> _Reading passage_
Start

Studio album by Blue October
- Released: April 8, 2003
- Recorded: 2003
- Genre: Alternative rock
- Length: 48:09
- Label: Brando; Universal;
- Producer: David Castell; Justin Furstenfeld;

Blue October chronology
| Consent to Treatment (2000) | History for Sale (2003) | Argue with a Tree... (2004) |

Blue October studio album chronology
| Consent to Treatment (2000) | History for Sale (2003) | Foiled (2006) |

Singles from History For Sale
- "Calling You" Released: June 17, 2003;

= History for Sale =

History for Sale is the third album by Blue October. The title of the album comes from a lyric in the song "Amazing". It was recorded at Sound Arts Studios in Houston, Texas, and at Stomp Box Studios in Arlington, Texas, and released in the United States on April 8, 2003, by Brando Records. It was co-produced by Justin Furstenfeld and David Castell. It is the only Blue October album to feature former member Dwayne Casey on bass guitar, and the band's first album featuring lead guitarist C.B. Hudson. The track "Come in Closer" features guest vocals by Zayra Alvarez, who later, on the CBS reality show Rock Star: Supernova, sang the song "Razorblade" on her final episode before being voted off. History for Sale was voted best album by the 2003 Houston Press Music Awards.

End

> _Data rows_
Start

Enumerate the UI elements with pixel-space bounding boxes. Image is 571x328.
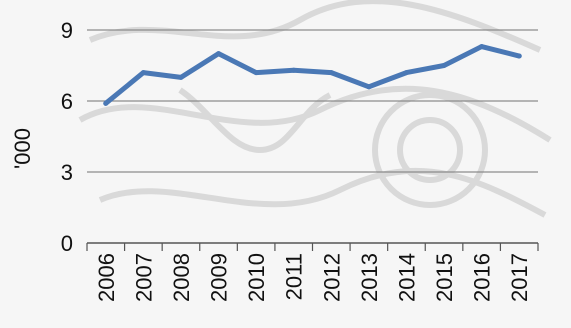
gridlines: [87, 29, 538, 173]
data-point-2012: [328, 70, 334, 76]
y-axis-label: '000: [10, 128, 35, 169]
axes: [86, 242, 539, 251]
data-point-2014: [403, 70, 409, 76]
x-tick-label-2008: 2008: [169, 253, 194, 302]
data-point-2013: [366, 84, 372, 90]
data-point-2006: [103, 100, 109, 106]
x-tick-label-2017: 2017: [507, 253, 532, 302]
x-tick-label-2016: 2016: [470, 253, 495, 302]
series-line-0: [103, 44, 522, 106]
labels: 0 3 6 9 2006 2007 2008 2009 2010 2011 2012 2013 2014…: [10, 18, 532, 302]
x-tick-label-2012: 2012: [319, 253, 344, 302]
data-point-2007: [140, 70, 146, 76]
x-tick-label-2013: 2013: [357, 253, 382, 302]
y-tick-label-6: 6: [61, 89, 73, 114]
y-tick-label-9: 9: [61, 18, 73, 43]
data-point-2015: [441, 63, 447, 68]
data-point-2008: [178, 74, 184, 80]
background-artwork: [78, 0, 552, 218]
x-tick-label-2010: 2010: [244, 253, 269, 302]
y-tick-label-3: 3: [61, 160, 73, 185]
data-point-2009: [216, 51, 222, 57]
series-layer: [103, 44, 522, 106]
y-tick-label-0: 0: [61, 231, 73, 256]
x-tick-label-2014: 2014: [394, 253, 419, 302]
x-tick-label-2015: 2015: [432, 253, 457, 302]
x-tick-label-2006: 2006: [94, 253, 119, 302]
x-tick-label-2007: 2007: [131, 253, 156, 302]
data-point-2010: [253, 70, 259, 76]
x-tick-label-2011: 2011: [282, 253, 307, 300]
data-point-2017: [516, 53, 522, 59]
data-point-2011: [291, 67, 297, 73]
x-tick-label-2009: 2009: [207, 253, 232, 302]
data-point-2016: [479, 44, 485, 50]
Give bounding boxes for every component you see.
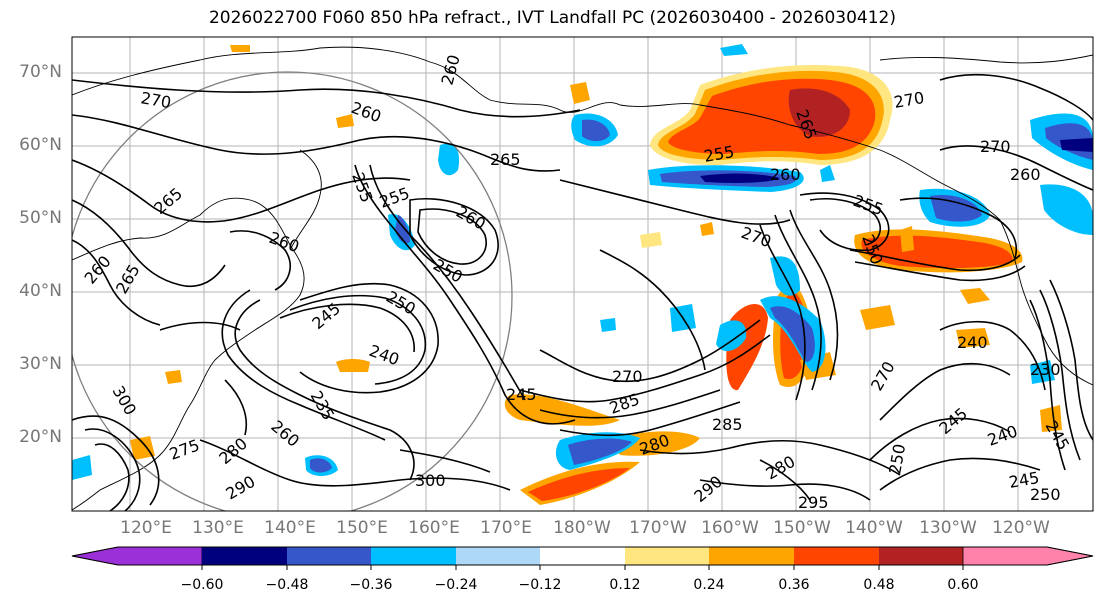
colorbar-bin xyxy=(625,547,709,565)
colorbar xyxy=(71,546,1094,570)
lon-label: 160°W xyxy=(701,518,759,538)
lon-label: 120°E xyxy=(120,518,172,538)
colorbar-tick-label: 0.48 xyxy=(863,577,895,593)
colorbar-tick-label: 0.60 xyxy=(947,577,979,593)
contour-label: 300 xyxy=(415,471,446,490)
contour-label: 265 xyxy=(490,150,521,169)
lon-label: 150°E xyxy=(336,518,388,538)
landfall-range-circle xyxy=(72,71,513,511)
lat-label: 60°N xyxy=(19,135,62,155)
contour-label: 245 xyxy=(506,385,537,404)
colorbar-tick-label: −0.24 xyxy=(434,577,478,593)
colorbar-tick-label: −0.48 xyxy=(265,577,309,593)
negative-anomaly-shading xyxy=(72,44,1093,480)
contour-label: 250 xyxy=(1030,485,1061,504)
contour-label: 260 xyxy=(770,165,801,184)
lat-label: 70°N xyxy=(19,62,62,82)
colorbar-tick-label: 0.24 xyxy=(693,577,725,593)
contour-label: 260 xyxy=(1010,165,1041,184)
lon-label: 130°E xyxy=(192,518,244,538)
coastlines xyxy=(72,46,1093,511)
map-frame xyxy=(71,36,1094,512)
colorbar-ticks xyxy=(201,565,964,570)
lon-label: 180°W xyxy=(553,518,611,538)
lat-label: 50°N xyxy=(19,208,62,228)
contour-label: 295 xyxy=(798,493,829,512)
colorbar-tick-label: −0.12 xyxy=(518,577,562,593)
contour-label: 285 xyxy=(712,415,743,434)
colorbar-outline xyxy=(71,546,1094,566)
lon-label: 170°W xyxy=(629,518,687,538)
colorbar-bin xyxy=(540,547,625,565)
lon-label: 140°E xyxy=(264,518,316,538)
colorbar-bin xyxy=(879,547,963,565)
contour-label: 270 xyxy=(612,367,643,386)
colorbar-tick-label: 0.12 xyxy=(609,577,641,593)
gridlines xyxy=(72,37,1093,511)
lat-label: 40°N xyxy=(19,281,62,301)
colorbar-tick-label: −0.60 xyxy=(180,577,224,593)
colorbar-bin xyxy=(371,547,456,565)
lon-label: 130°W xyxy=(919,518,977,538)
lon-label: 120°W xyxy=(992,518,1050,538)
refractivity-contours xyxy=(72,73,1093,511)
colorbar-bin xyxy=(456,547,540,565)
figure-title: 2026022700 F060 850 hPa refract., IVT La… xyxy=(208,8,896,28)
lon-label: 160°E xyxy=(408,518,460,538)
contour-label: 230 xyxy=(1030,360,1061,379)
colorbar-tick-label: 0.36 xyxy=(778,577,810,593)
lon-label: 140°W xyxy=(845,518,903,538)
colorbar-extend-high xyxy=(962,546,1094,566)
lat-label: 20°N xyxy=(19,427,62,447)
colorbar-bin xyxy=(202,547,287,565)
colorbar-tick-label: −0.36 xyxy=(349,577,393,593)
colorbar-extend-low xyxy=(71,546,203,566)
lat-label: 30°N xyxy=(19,354,62,374)
lon-label: 150°W xyxy=(773,518,831,538)
colorbar-bin xyxy=(287,547,371,565)
colorbar-bin xyxy=(709,547,794,565)
contour-labels: 270 260 260 265 255 255 265 260 250 250 … xyxy=(81,53,1074,512)
contour-label: 270 xyxy=(980,137,1011,156)
lon-label: 170°E xyxy=(480,518,532,538)
contour-label: 240 xyxy=(957,333,988,352)
colorbar-bin xyxy=(794,547,879,565)
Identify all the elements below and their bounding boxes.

End

> _List of tasks_
• a. Using the article on History for Sale, explain where the album got its title, in one to three sentences.
• b. Pick up the article on History for Sale after its final sentence and continue it.

> _Answers for this exercise_
• a. The album's title comes from a lyric in the song "Amazing."

• b.
The album, re-released on Universal Records on August 5, 2003, is largely a response to the control the label placed on the group during the Consent to Treatment production process. The re-released version of the album includes a solo acoustic version of "Calling You" as a hidden track, while the original version of the album includes videos of the band during the recording process. A remastered version of the album was released on translucent colored vinyl in 2024 as part of Blue October's "Collected Series" box set, which included their first four albums. A limited edition stand-alone version of the album was released on translucent black vinyl in 2025.

Professional ratings
Review scores
| Source | Rating |
| Rocknworld.com | Star |
| Sputnikmusic | Star |
| Allmusic | Star |
| Houston Press | (favorable) |
| PopMatters | (favorable) |

==Track listing==
All songs written by Justin Furstenfeld, except where noted.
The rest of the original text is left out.